**Problem requirements:** Extract and list every line that contains the word "ornare".

**Records for this task:**
★ ★ ★ ★

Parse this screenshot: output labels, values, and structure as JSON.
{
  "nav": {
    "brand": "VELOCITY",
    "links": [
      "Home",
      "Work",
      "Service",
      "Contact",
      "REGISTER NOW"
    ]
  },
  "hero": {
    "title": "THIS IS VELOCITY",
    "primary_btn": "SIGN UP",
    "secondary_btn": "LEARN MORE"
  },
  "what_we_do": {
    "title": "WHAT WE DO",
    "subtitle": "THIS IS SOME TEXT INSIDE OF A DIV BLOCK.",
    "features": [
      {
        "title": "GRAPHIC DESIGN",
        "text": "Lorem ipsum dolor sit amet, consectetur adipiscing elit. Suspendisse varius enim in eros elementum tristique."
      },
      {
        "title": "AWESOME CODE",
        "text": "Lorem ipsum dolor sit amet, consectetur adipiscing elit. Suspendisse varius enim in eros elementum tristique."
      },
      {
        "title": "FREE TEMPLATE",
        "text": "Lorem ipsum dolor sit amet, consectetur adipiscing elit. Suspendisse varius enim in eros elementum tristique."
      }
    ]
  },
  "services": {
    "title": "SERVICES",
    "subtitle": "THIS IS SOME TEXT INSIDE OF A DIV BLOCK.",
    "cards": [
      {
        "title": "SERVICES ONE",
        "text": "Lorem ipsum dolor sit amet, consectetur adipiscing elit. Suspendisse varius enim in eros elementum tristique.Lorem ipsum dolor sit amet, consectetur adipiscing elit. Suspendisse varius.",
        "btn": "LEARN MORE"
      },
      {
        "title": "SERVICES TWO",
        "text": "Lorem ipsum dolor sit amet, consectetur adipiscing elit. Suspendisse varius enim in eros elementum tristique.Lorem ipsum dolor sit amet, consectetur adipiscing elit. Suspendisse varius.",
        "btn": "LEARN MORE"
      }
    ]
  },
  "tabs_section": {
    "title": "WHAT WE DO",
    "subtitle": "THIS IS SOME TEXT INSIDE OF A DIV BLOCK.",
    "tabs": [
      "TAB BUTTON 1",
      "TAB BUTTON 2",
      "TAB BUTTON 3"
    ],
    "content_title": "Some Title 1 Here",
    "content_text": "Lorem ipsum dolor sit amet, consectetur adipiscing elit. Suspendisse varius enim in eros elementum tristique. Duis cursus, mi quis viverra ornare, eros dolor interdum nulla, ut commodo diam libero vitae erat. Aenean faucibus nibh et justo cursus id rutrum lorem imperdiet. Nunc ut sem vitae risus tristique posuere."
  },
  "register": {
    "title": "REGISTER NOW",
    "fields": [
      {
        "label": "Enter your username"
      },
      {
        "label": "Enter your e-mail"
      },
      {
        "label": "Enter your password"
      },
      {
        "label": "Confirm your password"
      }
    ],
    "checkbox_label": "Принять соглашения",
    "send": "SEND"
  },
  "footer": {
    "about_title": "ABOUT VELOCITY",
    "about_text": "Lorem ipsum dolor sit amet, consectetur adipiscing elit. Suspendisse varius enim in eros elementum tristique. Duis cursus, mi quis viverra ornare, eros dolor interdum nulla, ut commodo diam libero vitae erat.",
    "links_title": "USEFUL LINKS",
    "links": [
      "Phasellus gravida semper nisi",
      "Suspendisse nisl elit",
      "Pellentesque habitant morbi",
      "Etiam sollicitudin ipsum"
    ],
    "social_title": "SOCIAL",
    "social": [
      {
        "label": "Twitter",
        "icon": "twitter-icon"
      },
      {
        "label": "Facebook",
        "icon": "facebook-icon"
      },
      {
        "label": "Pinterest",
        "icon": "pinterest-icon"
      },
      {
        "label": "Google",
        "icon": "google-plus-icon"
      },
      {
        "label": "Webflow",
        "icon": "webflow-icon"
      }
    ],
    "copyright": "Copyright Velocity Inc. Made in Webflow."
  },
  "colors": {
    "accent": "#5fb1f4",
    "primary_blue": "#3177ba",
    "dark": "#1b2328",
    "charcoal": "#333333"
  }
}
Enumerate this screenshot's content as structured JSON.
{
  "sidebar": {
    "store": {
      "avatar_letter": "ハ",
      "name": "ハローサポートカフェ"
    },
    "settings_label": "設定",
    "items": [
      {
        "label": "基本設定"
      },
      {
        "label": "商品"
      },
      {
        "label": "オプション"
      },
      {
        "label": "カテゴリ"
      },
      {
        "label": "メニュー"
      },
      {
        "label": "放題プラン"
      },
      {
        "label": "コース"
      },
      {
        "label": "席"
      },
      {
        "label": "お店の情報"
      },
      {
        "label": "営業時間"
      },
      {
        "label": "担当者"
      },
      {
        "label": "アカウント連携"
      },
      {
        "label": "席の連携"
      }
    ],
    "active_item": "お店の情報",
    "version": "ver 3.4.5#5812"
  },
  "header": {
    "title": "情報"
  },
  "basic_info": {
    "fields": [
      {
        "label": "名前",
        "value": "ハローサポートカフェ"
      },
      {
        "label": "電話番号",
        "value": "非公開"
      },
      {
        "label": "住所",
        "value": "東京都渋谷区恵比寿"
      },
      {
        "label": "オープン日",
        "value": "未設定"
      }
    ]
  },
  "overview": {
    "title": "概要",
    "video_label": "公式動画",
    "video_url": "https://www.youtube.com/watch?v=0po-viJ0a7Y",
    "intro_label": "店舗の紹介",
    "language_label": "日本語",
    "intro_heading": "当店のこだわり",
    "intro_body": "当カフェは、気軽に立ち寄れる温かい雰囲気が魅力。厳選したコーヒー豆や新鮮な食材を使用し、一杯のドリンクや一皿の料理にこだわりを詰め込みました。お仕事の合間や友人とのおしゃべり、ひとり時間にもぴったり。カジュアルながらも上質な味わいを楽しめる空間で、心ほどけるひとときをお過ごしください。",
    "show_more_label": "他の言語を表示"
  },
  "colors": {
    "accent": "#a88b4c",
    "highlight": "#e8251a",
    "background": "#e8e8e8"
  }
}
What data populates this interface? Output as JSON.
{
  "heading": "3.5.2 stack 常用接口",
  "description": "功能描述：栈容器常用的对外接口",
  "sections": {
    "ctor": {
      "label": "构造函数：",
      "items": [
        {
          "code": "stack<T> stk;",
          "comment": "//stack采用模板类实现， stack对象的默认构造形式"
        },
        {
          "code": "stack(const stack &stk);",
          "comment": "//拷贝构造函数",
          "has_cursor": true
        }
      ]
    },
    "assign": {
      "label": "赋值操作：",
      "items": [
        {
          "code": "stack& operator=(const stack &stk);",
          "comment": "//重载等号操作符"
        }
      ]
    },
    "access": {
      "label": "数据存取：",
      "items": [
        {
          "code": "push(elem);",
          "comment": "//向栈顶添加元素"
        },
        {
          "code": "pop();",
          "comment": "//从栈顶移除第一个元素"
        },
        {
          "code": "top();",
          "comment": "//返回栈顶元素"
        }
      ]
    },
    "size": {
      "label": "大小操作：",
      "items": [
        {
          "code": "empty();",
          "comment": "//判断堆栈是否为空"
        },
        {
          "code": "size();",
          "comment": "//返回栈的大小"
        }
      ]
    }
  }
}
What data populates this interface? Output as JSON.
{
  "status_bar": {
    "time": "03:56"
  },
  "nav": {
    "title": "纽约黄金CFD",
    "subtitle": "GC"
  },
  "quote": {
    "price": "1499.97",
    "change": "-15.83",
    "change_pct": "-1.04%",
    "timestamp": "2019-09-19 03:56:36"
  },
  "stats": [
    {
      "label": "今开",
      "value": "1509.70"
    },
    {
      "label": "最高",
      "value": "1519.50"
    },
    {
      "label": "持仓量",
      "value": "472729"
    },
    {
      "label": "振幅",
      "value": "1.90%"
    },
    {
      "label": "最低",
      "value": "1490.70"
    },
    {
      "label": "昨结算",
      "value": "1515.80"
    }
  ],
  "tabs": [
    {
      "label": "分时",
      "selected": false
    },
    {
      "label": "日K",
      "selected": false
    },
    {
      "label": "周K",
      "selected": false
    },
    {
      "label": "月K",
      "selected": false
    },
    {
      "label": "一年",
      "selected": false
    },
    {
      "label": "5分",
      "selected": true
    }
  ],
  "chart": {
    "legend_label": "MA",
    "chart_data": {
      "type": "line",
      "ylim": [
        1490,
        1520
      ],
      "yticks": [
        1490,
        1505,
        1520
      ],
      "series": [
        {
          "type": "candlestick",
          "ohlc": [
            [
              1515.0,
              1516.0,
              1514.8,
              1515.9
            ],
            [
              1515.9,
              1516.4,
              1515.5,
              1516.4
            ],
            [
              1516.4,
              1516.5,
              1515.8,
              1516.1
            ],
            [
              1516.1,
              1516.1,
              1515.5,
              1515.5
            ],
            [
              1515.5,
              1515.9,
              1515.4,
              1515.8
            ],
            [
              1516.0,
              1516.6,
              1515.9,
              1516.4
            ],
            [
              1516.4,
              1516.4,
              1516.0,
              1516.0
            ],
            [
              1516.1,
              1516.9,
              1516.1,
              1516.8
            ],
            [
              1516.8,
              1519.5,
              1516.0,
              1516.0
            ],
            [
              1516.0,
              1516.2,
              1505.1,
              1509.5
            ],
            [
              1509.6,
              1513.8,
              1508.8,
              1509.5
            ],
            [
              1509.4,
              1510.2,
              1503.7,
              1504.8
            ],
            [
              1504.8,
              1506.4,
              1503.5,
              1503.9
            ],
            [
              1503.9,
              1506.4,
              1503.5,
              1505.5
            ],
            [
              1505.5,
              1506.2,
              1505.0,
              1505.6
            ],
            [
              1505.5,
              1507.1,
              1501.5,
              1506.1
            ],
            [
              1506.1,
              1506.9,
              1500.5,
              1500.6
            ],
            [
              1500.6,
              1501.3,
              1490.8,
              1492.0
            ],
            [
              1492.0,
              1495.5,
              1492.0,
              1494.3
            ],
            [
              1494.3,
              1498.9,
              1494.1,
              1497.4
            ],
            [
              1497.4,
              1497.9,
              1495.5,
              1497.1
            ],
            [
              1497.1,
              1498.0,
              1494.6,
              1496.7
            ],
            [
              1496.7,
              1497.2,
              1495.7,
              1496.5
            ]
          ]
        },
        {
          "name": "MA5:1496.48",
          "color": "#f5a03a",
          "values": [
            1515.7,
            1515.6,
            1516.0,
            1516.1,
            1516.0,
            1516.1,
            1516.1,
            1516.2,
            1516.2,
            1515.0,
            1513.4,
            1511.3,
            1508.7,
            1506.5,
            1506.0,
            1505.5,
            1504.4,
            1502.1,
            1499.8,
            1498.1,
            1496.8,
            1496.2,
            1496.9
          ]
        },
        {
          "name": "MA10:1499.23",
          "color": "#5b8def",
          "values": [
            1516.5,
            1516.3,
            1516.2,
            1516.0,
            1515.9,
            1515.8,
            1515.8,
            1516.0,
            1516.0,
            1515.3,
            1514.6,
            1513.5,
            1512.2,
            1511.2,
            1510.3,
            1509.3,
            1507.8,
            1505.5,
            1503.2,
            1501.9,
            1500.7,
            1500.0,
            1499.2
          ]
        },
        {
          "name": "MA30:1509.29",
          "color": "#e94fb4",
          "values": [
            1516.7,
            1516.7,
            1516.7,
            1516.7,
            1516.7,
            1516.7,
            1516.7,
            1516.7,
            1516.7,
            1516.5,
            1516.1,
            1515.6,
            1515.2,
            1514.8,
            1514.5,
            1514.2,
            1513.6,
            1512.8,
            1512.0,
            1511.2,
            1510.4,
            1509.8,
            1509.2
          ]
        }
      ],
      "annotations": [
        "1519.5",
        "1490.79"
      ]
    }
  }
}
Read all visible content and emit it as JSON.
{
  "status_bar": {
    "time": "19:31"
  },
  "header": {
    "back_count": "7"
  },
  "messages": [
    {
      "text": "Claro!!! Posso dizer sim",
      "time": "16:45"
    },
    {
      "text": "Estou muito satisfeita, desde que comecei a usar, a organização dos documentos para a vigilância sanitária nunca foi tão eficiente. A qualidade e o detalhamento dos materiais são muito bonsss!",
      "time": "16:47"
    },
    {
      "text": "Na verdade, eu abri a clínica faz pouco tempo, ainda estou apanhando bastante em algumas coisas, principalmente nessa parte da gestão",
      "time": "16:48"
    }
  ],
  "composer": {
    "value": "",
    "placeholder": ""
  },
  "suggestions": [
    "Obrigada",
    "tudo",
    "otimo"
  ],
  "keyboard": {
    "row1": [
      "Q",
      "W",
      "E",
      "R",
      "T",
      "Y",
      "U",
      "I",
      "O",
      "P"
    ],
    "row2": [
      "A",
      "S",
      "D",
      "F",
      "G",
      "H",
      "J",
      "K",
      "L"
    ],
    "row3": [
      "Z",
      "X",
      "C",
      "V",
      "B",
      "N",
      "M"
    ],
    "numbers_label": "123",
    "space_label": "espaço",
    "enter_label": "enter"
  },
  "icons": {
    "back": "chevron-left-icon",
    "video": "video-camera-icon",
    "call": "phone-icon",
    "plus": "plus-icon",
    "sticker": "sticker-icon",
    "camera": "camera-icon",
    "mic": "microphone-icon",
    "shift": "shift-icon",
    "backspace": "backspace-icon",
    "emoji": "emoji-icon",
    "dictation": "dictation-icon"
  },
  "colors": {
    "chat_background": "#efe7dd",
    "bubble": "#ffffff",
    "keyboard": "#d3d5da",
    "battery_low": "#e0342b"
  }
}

★ ★ ★ ★

**Output:**
    "content_text": "Lorem ipsum dolor sit amet, consectetur adipiscing elit. Suspendisse varius enim in eros elementum tristique. Duis cursus, mi quis viverra ornare, eros dolor interdum nulla, ut commodo diam libero vitae erat. Aenean faucibus nibh et justo cursus id rutrum lorem imperdiet. Nunc ut sem vitae risus tristique posuere."
    "about_text": "Lorem ipsum dolor sit amet, consectetur adipiscing elit. Suspendisse varius enim in eros elementum tristique. Duis cursus, mi quis viverra ornare, eros dolor interdum nulla, ut commodo diam libero vitae erat.",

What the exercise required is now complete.